(begin)

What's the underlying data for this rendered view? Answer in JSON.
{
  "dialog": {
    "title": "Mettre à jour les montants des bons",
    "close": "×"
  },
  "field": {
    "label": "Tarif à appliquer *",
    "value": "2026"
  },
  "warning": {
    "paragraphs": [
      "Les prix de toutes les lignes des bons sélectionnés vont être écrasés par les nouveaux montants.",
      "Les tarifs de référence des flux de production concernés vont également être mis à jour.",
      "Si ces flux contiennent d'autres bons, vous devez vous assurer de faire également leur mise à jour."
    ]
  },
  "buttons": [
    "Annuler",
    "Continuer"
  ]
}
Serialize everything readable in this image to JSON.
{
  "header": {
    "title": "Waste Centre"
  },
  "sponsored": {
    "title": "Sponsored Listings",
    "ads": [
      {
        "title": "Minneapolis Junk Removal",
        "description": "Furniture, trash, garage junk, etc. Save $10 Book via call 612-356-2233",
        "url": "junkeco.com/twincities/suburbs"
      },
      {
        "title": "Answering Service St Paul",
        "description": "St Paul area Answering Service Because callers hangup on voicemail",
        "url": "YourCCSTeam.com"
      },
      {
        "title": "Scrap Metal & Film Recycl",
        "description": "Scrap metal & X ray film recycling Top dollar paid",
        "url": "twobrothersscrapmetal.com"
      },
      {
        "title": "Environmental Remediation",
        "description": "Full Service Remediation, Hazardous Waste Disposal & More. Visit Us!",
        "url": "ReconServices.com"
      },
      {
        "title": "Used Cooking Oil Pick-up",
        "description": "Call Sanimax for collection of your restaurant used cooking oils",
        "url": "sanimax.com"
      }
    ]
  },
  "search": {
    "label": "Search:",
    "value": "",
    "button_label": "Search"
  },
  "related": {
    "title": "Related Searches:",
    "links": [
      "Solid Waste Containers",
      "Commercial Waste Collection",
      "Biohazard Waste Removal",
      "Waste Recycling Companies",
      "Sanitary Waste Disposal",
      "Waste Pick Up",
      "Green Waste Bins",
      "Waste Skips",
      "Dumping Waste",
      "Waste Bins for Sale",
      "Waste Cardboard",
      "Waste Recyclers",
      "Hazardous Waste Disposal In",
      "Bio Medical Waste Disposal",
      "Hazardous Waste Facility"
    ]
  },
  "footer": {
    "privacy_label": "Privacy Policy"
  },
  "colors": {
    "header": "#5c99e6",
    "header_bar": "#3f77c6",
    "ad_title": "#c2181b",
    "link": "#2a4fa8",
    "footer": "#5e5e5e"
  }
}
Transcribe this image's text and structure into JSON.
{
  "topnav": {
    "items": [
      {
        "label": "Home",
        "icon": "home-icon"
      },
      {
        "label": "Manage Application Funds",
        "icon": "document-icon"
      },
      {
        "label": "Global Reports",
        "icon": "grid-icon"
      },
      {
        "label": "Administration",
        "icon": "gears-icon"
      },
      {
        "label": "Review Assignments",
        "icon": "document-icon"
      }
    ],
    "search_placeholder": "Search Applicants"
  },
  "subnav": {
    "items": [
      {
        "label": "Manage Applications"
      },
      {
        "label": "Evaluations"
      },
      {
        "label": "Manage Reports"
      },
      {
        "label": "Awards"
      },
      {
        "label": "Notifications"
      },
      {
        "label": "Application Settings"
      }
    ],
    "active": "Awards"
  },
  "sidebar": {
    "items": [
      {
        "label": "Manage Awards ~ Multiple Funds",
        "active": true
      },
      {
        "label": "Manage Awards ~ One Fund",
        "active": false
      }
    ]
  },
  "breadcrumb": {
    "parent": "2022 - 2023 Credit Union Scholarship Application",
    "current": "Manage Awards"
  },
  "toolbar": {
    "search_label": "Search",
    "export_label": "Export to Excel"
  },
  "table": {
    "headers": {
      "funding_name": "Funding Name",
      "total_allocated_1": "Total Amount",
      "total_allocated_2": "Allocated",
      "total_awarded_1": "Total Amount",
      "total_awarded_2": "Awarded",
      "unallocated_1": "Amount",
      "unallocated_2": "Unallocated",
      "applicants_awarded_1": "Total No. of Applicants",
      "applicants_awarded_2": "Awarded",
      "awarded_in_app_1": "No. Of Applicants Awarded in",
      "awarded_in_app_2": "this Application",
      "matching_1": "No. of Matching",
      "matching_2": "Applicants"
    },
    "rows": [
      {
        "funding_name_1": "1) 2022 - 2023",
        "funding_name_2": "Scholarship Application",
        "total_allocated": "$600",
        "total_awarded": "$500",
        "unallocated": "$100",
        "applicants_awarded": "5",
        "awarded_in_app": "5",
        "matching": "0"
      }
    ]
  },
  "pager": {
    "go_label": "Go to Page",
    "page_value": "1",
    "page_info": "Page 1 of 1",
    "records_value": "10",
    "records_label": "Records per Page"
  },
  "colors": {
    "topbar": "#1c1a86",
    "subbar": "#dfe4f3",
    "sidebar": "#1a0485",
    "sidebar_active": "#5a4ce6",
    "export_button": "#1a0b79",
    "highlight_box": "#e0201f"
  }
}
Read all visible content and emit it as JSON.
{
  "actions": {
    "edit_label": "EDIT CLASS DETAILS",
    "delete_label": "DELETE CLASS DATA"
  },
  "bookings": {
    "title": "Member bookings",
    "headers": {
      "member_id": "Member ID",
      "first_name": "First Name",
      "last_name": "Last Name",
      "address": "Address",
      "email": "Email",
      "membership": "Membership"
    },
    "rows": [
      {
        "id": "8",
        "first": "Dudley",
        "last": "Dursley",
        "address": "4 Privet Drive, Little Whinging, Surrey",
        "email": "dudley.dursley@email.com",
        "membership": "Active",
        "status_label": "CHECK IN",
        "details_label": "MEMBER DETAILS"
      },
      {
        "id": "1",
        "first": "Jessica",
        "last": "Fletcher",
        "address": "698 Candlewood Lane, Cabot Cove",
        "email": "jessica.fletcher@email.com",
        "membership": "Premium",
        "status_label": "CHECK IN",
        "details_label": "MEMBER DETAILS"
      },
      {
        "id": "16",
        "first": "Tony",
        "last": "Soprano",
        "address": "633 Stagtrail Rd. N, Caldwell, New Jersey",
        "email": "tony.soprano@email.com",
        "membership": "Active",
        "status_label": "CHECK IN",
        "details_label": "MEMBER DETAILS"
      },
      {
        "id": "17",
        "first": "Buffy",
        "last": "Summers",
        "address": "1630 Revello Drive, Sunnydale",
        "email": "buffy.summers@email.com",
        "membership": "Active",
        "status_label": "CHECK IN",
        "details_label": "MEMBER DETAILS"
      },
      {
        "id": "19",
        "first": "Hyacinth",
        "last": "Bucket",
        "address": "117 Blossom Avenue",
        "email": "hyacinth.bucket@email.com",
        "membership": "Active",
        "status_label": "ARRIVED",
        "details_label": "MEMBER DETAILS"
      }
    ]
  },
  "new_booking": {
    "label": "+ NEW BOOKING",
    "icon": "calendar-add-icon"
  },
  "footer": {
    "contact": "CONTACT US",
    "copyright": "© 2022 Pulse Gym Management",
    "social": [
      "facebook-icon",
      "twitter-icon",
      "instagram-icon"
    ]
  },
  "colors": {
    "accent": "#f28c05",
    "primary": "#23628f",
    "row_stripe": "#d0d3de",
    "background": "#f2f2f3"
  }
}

(end)

Pull every line containing the word "icon" out of the material and copy it.

        "icon": "home-icon"
        "icon": "document-icon"
        "icon": "grid-icon"
        "icon": "gears-icon"
        "icon": "document-icon"
    "icon": "calendar-add-icon"
      "facebook-icon",
      "twitter-icon",
      "instagram-icon"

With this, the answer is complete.